TASK DETAILS:
Review the material line by line. Identify and copy every line that contains the string "with".
-- start RECORDS FOR PROCESSING --
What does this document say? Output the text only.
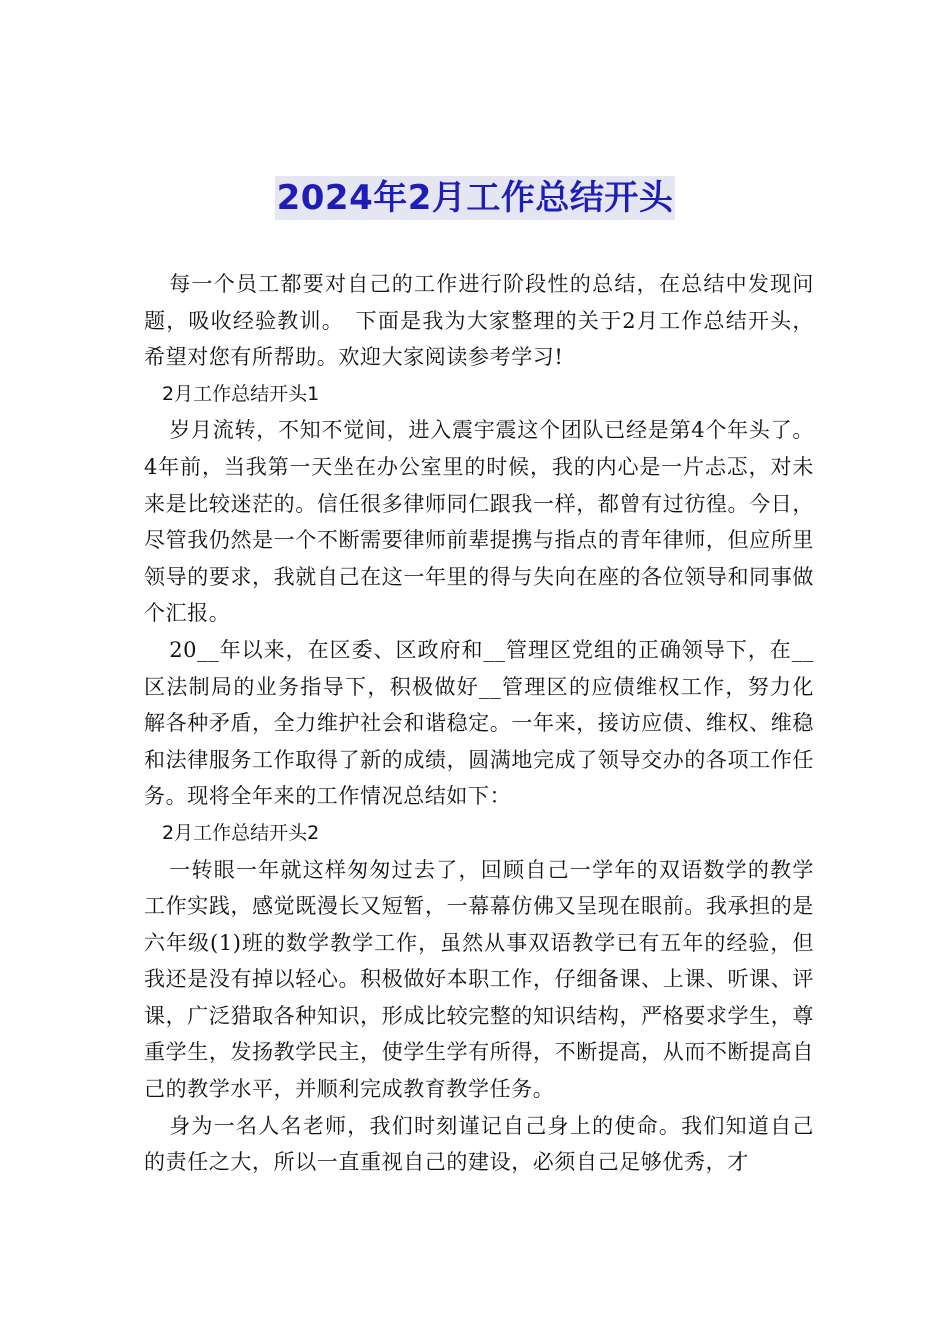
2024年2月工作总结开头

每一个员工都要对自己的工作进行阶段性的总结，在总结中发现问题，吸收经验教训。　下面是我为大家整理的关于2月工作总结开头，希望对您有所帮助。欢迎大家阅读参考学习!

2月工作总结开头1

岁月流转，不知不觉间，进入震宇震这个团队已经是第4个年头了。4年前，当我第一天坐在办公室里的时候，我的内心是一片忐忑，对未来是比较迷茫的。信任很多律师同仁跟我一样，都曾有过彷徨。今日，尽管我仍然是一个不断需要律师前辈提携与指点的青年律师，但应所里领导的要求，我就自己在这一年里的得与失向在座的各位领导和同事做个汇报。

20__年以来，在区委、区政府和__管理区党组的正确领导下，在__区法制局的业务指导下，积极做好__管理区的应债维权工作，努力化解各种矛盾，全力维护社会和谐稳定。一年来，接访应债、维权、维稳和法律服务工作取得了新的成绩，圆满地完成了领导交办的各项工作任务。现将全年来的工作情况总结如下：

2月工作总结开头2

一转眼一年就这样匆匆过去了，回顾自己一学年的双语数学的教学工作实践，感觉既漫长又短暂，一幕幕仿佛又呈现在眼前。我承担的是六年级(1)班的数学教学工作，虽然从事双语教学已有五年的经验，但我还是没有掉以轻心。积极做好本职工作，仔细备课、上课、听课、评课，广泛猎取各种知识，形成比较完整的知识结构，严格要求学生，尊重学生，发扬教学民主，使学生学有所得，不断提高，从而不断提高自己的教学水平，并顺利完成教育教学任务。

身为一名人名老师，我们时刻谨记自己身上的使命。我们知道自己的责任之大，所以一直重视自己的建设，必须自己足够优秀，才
-- end RECORDS FOR PROCESSING --
-- start RECORDS FOR PROCESSING --
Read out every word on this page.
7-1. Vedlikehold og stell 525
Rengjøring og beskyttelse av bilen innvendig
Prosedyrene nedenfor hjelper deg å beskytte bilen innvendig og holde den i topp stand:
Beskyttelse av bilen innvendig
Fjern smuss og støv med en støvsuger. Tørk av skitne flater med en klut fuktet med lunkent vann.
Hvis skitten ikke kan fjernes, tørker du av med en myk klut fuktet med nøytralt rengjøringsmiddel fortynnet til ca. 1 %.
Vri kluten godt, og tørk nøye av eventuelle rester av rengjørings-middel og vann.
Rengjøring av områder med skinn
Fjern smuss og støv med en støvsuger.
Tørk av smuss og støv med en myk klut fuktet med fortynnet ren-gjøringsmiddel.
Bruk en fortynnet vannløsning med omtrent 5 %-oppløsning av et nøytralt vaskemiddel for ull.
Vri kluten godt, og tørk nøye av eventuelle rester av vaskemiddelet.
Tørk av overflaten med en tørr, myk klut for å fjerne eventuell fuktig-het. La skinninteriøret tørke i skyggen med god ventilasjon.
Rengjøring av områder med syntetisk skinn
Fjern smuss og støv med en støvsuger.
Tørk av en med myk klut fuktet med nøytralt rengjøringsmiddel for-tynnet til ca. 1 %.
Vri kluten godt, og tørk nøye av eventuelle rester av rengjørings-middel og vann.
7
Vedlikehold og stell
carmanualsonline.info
-- end RECORDS FOR PROCESSING --
-- start RECORDS FOR PROCESSING --
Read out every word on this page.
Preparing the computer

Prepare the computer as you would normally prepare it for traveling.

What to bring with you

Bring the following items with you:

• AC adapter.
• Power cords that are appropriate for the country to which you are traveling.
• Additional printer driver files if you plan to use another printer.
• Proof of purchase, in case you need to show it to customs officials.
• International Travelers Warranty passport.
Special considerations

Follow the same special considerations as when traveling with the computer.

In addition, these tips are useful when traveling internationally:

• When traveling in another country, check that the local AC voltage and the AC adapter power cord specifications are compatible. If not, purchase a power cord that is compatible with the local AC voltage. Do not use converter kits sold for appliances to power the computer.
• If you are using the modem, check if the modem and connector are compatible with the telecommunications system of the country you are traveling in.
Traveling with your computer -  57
-- end RECORDS FOR PROCESSING --
COMPLETE OUTPUT:
What to bring with you
Bring the following items with you:
Follow the same special considerations as when traveling with the computer.
• When traveling in another country, check that the local AC voltage and the AC adapter power cord specifications are compatible. If not, purchase a power cord that is compatible with the local AC voltage. Do not use converter kits sold for appliances to power the computer.
• If you are using the modem, check if the modem and connector are compatible with the telecommunications system of the country you are traveling in.
Traveling with your computer -  57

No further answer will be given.